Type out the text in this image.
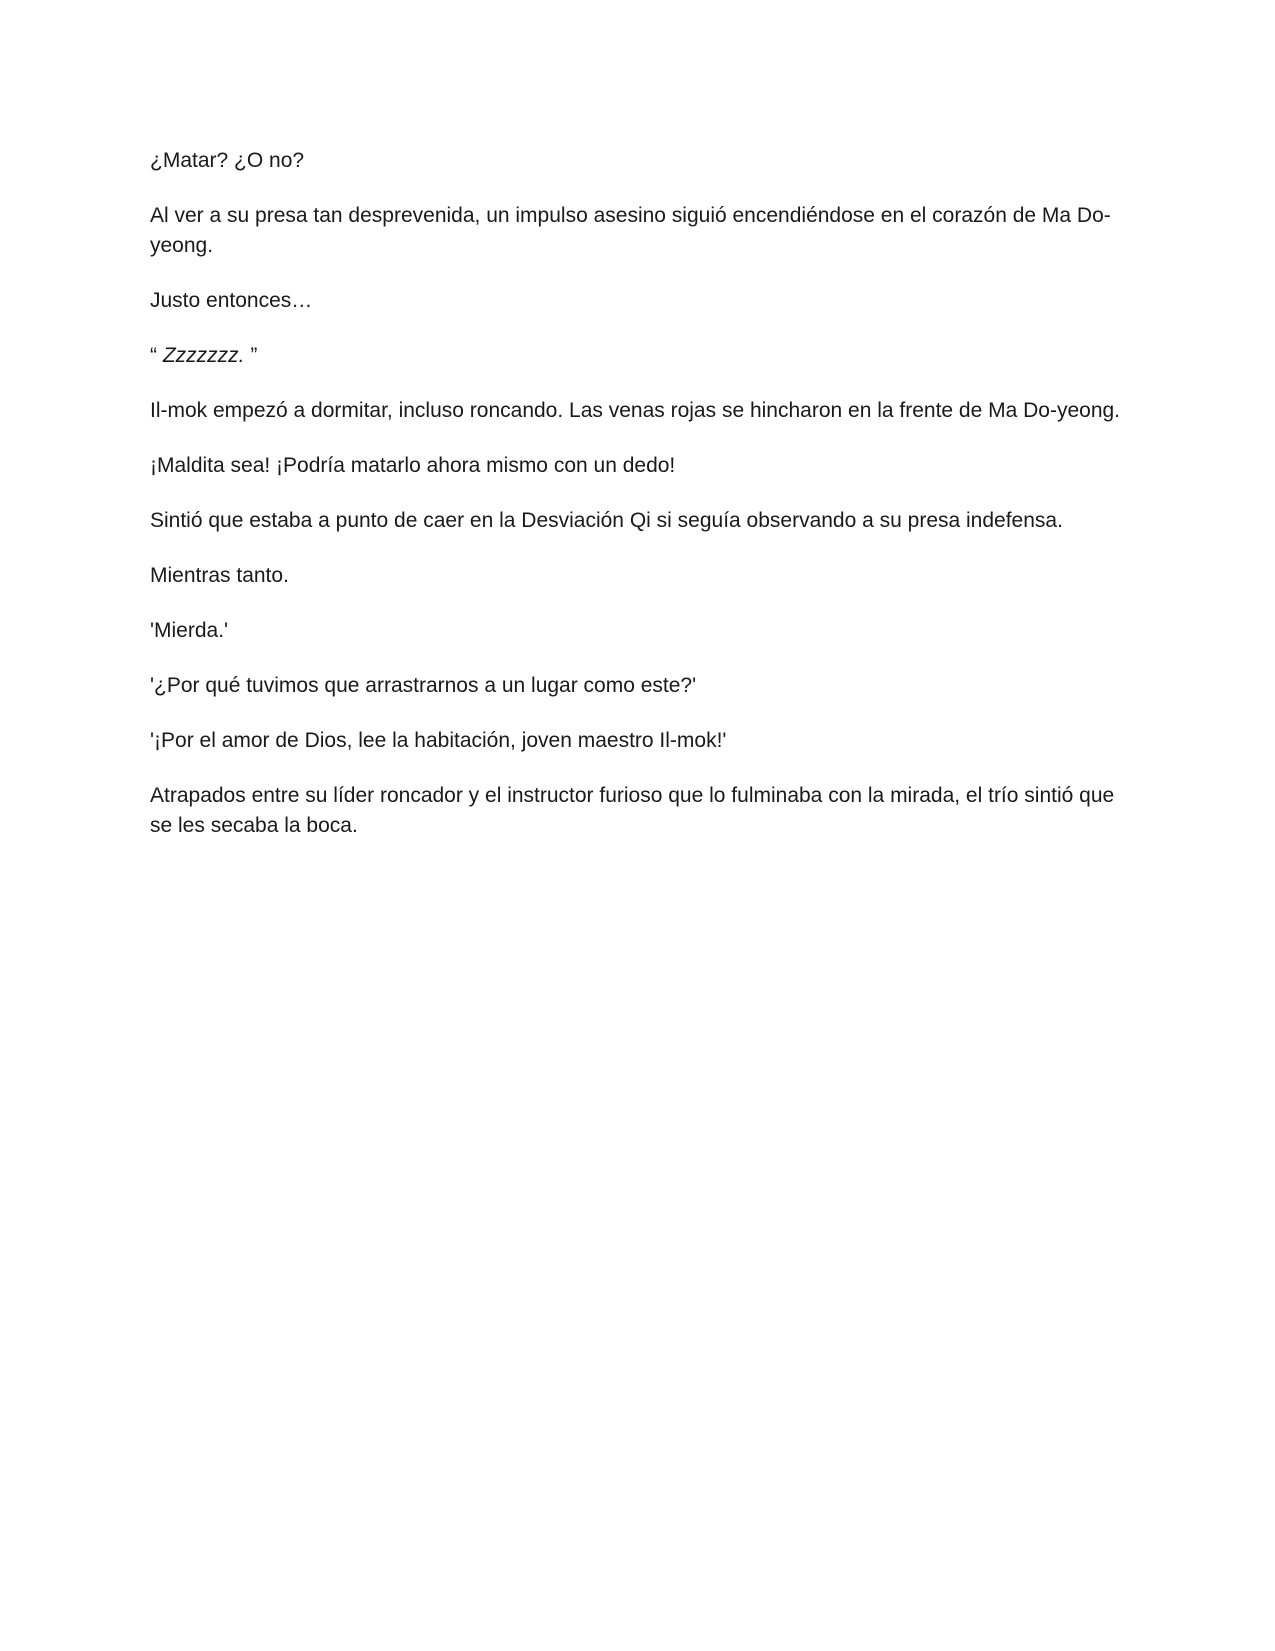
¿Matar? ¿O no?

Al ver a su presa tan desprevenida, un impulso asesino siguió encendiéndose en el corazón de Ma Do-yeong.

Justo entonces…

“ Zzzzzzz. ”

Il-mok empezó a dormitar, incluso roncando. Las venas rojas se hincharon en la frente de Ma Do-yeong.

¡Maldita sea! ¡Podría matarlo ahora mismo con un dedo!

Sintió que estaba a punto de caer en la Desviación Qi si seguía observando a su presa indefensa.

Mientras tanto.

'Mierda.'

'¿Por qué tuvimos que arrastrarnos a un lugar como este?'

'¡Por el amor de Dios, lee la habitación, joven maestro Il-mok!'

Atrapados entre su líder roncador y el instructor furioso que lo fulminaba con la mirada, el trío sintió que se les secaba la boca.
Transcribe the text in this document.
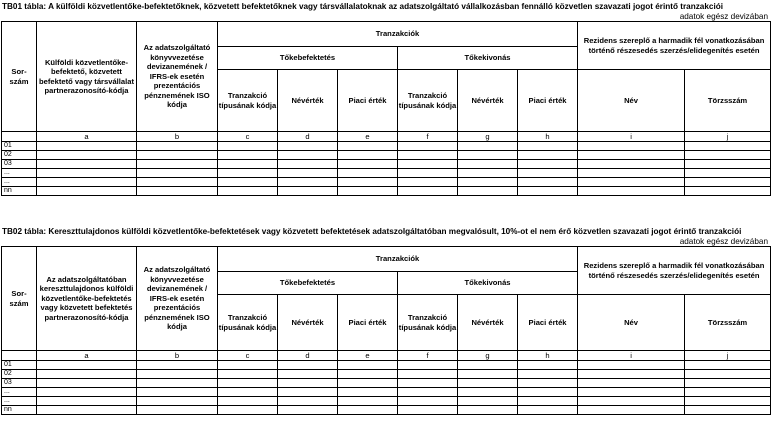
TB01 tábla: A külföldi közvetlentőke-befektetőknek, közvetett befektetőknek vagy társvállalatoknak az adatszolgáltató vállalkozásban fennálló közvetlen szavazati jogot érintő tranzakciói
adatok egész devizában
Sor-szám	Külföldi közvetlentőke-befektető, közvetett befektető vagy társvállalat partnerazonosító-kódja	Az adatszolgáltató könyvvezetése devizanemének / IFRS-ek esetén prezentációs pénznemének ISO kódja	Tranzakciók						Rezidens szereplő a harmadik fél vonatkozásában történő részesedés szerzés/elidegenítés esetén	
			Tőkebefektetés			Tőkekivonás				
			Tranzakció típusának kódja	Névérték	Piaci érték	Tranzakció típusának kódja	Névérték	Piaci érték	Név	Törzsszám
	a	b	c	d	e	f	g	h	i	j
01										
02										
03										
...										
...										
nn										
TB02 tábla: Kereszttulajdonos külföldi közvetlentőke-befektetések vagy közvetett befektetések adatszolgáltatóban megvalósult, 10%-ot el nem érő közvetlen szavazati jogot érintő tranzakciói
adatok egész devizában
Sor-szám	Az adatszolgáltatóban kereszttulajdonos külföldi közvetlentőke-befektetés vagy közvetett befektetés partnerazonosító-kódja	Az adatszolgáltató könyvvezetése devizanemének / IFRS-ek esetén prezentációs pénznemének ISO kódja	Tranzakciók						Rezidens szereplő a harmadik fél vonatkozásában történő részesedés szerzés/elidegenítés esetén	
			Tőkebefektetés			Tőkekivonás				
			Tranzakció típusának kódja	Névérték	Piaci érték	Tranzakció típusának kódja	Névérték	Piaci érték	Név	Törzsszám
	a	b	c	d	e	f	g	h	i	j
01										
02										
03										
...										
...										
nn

※ ※ ※

* _Instruction_
Return every line above in which the string "pénznemének" occurs.

* _Output for this exercise_
Sor-szám	Külföldi közvetlentőke-befektető, közvetett befektető vagy társvállalat partnerazonosító-kódja	Az adatszolgáltató könyvvezetése devizanemének / IFRS-ek esetén prezentációs pénznemének ISO kódja	Tranzakciók						Rezidens szereplő a harmadik fél vonatkozásában történő részesedés szerzés/elidegenítés esetén	
Sor-szám	Az adatszolgáltatóban kereszttulajdonos külföldi közvetlentőke-befektetés vagy közvetett befektetés partnerazonosító-kódja	Az adatszolgáltató könyvvezetése devizanemének / IFRS-ek esetén prezentációs pénznemének ISO kódja	Tranzakciók						Rezidens szereplő a harmadik fél vonatkozásában történő részesedés szerzés/elidegenítés esetén	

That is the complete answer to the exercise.